**Short exercise**
In the entries below, identify every line with the string "Müller" and copy it.

━━━━━━━━

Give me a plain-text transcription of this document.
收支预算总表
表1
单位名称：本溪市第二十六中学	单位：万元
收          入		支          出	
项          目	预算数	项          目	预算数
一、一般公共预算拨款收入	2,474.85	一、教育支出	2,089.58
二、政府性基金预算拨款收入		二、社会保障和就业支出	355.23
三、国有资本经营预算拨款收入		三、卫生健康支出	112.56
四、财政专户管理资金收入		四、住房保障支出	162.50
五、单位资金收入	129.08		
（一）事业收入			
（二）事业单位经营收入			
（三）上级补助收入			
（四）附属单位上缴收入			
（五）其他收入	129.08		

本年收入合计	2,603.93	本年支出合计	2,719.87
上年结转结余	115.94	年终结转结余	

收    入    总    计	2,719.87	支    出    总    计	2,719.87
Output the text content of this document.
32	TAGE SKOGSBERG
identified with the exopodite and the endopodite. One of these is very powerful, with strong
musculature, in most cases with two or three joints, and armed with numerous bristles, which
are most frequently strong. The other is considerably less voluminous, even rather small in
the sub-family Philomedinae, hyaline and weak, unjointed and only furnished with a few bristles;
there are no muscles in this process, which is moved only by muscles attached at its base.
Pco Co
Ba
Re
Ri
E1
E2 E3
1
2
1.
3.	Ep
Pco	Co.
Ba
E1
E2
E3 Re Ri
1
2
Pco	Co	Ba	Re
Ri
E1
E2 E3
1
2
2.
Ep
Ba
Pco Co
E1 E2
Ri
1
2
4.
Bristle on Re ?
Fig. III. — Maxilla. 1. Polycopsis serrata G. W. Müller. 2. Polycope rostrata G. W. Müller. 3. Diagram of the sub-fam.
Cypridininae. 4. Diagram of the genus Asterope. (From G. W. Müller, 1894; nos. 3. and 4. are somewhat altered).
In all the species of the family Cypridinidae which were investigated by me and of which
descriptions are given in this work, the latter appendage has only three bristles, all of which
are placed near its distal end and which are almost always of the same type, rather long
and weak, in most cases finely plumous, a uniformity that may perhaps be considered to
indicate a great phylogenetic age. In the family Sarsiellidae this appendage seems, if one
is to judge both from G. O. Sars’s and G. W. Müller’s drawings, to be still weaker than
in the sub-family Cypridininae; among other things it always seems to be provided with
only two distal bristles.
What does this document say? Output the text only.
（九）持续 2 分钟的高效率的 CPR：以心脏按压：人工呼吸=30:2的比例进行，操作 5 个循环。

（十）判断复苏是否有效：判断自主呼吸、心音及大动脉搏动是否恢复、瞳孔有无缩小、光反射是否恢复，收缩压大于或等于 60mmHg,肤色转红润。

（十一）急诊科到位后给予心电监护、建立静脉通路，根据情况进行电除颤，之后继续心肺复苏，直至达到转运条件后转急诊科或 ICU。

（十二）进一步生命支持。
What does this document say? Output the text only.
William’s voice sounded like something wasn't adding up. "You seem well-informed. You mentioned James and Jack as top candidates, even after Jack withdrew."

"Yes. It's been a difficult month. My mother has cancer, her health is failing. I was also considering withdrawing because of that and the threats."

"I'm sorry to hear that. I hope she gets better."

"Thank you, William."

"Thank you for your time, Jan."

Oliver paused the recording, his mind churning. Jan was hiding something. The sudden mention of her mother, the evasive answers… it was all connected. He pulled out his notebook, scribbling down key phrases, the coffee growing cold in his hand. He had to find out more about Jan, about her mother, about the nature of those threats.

━━━━━━━━

**Expected answer**
Fig. III. — Maxilla. 1. Polycopsis serrata G. W. Müller. 2. Polycope rostrata G. W. Müller. 3. Diagram of the sub-fam.
Cypridininae. 4. Diagram of the genus Asterope. (From G. W. Müller, 1894; nos. 3. and 4. are somewhat altered).
is to judge both from G. O. Sars’s and G. W. Müller’s drawings, to be still weaker than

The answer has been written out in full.